Exercise prompt. Copy out the lines that include the word "high".

Raw records.
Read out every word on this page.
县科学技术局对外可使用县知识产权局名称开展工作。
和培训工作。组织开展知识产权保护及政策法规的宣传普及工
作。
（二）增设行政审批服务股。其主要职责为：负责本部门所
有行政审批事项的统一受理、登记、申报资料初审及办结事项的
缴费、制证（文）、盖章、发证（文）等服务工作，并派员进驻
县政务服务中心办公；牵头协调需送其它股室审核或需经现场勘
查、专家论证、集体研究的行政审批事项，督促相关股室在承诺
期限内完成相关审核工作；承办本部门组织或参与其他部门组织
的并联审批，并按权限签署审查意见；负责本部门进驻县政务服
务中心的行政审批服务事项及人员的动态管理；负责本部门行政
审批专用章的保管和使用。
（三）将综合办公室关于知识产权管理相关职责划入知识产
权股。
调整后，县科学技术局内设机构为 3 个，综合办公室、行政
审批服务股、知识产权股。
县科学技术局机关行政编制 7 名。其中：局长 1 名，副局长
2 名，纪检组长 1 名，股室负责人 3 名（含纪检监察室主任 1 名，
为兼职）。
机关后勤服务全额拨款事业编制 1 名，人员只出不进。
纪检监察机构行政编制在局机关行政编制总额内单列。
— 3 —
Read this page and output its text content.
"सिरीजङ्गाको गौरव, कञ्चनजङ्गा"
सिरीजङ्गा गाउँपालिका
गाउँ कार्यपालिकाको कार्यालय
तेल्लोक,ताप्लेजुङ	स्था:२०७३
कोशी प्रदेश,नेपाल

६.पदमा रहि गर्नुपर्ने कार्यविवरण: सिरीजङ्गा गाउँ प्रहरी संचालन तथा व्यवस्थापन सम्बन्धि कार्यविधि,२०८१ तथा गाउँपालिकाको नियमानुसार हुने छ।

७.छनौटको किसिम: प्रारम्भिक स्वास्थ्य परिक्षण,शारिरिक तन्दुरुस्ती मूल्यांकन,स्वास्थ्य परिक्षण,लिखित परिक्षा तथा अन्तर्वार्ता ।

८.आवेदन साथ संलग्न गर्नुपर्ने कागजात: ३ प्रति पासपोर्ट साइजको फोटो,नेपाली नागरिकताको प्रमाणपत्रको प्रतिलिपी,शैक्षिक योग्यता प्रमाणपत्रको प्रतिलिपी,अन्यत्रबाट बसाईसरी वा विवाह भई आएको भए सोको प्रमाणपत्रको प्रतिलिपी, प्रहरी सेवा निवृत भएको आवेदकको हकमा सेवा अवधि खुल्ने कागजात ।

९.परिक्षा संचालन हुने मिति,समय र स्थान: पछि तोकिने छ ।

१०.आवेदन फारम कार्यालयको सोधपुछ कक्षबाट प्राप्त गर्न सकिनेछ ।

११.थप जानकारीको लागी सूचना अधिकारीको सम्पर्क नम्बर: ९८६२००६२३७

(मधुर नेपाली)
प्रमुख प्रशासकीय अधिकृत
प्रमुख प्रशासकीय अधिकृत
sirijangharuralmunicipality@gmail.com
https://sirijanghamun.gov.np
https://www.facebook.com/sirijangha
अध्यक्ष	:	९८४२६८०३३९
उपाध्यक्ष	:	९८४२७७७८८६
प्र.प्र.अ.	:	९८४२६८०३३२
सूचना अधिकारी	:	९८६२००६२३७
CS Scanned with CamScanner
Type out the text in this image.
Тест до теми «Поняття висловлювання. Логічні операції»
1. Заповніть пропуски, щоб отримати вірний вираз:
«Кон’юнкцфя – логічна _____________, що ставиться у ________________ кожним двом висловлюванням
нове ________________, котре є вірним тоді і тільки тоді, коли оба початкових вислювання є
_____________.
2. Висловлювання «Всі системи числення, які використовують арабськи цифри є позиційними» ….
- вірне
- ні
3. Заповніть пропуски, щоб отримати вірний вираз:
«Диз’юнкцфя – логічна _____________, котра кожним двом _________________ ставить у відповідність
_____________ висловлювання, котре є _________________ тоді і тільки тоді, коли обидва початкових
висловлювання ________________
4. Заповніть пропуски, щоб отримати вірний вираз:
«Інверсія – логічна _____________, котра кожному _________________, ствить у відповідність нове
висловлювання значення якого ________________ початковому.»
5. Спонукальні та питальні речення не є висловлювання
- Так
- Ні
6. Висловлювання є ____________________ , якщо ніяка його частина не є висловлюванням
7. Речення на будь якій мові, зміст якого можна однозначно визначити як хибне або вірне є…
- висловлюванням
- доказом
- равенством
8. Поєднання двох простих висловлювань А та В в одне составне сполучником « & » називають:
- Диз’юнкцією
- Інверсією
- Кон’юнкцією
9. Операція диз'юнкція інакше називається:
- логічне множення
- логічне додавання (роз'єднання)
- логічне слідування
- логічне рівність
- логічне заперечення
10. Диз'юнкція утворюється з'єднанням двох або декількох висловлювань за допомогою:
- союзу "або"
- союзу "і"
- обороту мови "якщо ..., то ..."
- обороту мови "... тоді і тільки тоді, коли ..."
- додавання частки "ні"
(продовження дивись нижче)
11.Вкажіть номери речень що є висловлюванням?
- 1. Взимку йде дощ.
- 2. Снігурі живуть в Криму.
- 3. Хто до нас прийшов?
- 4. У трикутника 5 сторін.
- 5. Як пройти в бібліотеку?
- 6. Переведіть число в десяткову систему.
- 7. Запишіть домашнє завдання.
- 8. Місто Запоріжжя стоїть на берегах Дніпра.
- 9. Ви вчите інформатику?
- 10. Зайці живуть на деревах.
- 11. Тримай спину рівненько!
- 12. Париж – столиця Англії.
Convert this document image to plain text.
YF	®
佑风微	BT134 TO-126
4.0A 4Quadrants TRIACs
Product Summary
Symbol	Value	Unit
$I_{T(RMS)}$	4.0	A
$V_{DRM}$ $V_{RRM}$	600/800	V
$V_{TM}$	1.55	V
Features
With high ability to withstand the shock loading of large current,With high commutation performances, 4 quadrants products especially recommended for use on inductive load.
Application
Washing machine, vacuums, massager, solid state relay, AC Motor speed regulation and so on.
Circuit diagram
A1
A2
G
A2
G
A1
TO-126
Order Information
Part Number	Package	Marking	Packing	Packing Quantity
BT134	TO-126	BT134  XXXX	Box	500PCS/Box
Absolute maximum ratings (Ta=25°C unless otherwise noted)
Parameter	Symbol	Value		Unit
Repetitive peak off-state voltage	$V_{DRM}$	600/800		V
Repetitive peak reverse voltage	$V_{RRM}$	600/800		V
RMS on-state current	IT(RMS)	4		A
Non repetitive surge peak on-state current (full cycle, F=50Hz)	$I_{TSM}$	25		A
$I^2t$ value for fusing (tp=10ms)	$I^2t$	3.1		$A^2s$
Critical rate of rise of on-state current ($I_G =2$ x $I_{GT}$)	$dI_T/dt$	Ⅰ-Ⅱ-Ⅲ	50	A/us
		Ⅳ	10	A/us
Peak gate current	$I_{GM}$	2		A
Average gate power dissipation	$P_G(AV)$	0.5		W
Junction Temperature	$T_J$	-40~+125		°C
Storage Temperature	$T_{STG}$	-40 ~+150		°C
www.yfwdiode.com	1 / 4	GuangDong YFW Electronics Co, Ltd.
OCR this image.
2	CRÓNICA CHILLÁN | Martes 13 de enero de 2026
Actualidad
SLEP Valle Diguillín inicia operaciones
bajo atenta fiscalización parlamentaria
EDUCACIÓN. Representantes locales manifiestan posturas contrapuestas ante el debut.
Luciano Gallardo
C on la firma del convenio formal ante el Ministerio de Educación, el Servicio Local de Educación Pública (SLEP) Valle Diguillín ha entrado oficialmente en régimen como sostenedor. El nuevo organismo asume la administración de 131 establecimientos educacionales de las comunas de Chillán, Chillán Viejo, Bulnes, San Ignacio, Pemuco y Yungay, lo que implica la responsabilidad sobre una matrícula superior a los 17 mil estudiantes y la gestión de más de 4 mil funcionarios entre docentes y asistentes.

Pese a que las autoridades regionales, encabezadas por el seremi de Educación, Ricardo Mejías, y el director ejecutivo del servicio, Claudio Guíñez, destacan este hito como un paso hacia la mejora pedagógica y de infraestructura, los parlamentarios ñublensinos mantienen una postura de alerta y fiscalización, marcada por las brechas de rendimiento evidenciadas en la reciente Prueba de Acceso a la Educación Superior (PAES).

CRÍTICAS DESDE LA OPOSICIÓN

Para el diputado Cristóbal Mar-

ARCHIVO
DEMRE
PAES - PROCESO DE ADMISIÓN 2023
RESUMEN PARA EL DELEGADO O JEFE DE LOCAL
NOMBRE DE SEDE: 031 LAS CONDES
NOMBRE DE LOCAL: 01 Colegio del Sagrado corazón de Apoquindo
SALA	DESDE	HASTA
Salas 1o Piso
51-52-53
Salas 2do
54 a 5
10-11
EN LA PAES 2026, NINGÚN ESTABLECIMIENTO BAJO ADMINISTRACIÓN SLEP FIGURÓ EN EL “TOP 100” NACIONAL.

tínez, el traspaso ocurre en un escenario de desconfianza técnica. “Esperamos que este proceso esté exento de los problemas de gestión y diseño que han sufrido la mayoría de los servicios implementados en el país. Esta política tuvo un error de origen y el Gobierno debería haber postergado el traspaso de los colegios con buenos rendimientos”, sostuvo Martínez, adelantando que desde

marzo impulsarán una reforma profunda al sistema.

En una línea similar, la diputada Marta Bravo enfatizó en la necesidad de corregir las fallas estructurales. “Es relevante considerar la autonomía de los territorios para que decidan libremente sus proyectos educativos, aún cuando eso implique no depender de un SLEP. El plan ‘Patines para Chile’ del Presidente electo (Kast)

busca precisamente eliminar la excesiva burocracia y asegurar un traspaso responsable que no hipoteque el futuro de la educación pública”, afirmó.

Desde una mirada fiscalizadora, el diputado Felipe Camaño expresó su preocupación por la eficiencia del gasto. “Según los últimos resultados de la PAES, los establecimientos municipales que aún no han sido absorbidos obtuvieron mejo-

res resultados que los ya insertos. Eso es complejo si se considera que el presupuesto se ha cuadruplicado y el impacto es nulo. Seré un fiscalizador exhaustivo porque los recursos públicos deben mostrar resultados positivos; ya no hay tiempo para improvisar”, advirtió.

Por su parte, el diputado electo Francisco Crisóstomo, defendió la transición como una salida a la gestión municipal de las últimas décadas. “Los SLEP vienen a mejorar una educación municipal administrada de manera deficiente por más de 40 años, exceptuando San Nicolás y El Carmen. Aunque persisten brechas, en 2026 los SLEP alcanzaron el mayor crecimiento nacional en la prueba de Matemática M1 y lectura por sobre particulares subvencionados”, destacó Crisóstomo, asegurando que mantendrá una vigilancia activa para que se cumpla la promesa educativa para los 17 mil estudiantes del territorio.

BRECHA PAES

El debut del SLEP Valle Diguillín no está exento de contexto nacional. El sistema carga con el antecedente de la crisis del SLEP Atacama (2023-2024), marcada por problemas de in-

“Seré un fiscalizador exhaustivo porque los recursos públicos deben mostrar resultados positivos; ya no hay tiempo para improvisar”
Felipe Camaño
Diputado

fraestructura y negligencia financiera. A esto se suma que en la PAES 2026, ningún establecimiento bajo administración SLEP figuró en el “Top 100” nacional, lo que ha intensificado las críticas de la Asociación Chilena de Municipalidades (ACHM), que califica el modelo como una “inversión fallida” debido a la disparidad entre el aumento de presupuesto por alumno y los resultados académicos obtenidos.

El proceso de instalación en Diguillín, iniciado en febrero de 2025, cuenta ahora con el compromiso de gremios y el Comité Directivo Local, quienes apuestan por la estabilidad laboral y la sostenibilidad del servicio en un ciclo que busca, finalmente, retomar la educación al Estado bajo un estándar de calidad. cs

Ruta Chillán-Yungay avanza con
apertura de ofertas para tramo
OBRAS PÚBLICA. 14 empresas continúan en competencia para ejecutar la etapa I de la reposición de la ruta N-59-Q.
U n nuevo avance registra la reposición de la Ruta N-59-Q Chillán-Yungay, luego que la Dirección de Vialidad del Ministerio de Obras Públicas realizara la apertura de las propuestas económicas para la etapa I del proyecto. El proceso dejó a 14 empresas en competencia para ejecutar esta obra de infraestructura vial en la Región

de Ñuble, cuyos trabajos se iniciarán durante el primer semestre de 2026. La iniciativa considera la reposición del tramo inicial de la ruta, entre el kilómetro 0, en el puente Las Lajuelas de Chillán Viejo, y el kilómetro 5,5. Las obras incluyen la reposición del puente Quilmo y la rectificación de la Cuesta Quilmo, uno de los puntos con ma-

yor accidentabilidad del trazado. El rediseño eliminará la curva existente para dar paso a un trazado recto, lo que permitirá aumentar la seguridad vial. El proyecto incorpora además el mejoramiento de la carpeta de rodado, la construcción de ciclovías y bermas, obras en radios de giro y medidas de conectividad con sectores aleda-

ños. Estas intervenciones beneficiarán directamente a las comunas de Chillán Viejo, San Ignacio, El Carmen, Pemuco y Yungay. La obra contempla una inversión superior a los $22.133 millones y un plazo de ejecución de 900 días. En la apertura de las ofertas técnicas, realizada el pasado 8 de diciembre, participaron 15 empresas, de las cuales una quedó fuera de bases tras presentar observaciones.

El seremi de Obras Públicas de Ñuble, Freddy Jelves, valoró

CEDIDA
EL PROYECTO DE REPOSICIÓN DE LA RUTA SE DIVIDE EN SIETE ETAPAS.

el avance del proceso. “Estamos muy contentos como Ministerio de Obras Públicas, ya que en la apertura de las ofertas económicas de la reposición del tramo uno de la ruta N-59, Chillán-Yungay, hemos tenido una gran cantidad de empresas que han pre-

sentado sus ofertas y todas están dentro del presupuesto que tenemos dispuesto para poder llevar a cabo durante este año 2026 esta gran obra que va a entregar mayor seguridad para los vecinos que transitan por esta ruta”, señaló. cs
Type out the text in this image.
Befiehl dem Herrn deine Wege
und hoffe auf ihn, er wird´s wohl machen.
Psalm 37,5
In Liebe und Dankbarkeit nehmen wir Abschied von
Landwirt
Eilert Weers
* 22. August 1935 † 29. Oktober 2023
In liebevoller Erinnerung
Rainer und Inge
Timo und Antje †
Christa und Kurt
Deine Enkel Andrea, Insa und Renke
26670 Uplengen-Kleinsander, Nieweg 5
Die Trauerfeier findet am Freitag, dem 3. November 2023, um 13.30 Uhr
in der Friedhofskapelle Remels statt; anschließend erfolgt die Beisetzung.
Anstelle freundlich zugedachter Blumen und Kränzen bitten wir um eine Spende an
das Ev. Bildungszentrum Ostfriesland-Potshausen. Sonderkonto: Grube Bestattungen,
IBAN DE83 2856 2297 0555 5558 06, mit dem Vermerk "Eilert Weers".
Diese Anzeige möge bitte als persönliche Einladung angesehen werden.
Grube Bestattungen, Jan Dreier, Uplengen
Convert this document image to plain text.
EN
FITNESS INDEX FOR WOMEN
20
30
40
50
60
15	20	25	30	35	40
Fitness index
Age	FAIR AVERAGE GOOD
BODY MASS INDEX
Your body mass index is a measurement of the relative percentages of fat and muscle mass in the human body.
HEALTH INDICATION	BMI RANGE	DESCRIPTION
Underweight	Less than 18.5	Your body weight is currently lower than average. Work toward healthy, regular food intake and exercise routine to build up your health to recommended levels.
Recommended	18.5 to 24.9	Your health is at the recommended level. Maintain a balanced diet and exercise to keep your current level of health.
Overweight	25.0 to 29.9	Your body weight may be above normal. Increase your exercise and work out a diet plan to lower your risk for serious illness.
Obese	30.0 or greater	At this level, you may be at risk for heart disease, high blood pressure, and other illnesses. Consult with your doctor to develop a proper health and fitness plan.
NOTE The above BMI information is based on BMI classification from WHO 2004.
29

Answer to this exercise.
With high ability to withstand the shock loading of large current,With high commutation performances, 4 quadrants products especially recommended for use on inductive load.
Obese	30.0 or greater	At this level, you may be at risk for heart disease, high blood pressure, and other illnesses. Consult with your doctor to develop a proper health and fitness plan.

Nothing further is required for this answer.